## Entries from a visual dataset
↓

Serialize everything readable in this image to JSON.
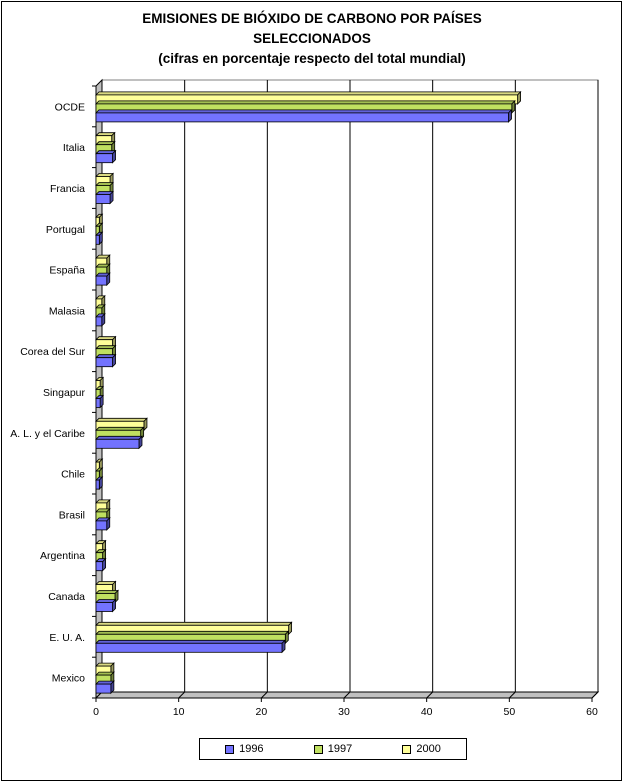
{
  "chart_data": {
    "type": "bar",
    "orientation": "horizontal",
    "title_lines": [
      "EMISIONES DE BIÓXIDO DE CARBONO POR PAÍSES",
      "SELECCIONADOS",
      "(cifras en porcentaje respecto del total mundial)"
    ],
    "categories": [
      "OCDE",
      "Italia",
      "Francia",
      "Portugal",
      "España",
      "Malasia",
      "Corea del Sur",
      "Singapur",
      "A. L. y el Caribe",
      "Chile",
      "Brasil",
      "Argentina",
      "Canada",
      "E. U. A.",
      "Mexico"
    ],
    "series": [
      {
        "name": "1996",
        "color": "#7373ff",
        "values": [
          49.9,
          2.0,
          1.7,
          0.4,
          1.3,
          0.7,
          2.0,
          0.5,
          5.2,
          0.4,
          1.3,
          0.8,
          2.0,
          22.5,
          1.8
        ]
      },
      {
        "name": "1997",
        "color": "#c0e060",
        "values": [
          50.3,
          1.9,
          1.7,
          0.4,
          1.3,
          0.7,
          2.0,
          0.5,
          5.4,
          0.4,
          1.3,
          0.8,
          2.3,
          22.9,
          1.8
        ]
      },
      {
        "name": "2000",
        "color": "#ffff99",
        "values": [
          51.0,
          1.9,
          1.7,
          0.4,
          1.3,
          0.7,
          2.0,
          0.5,
          5.8,
          0.4,
          1.3,
          0.8,
          2.0,
          23.3,
          1.8
        ]
      }
    ],
    "x_ticks": [
      "0",
      "10",
      "20",
      "30",
      "40",
      "50",
      "60"
    ],
    "xlim": [
      0,
      60
    ],
    "grid": true,
    "legend_position": "bottom"
  }
}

↑

## WHAT IS REQUIRED
Reproduce each line of the material containing the word "color".

## THE ANSWER
        "color": "#7373ff",
        "color": "#c0e060",
        "color": "#ffff99",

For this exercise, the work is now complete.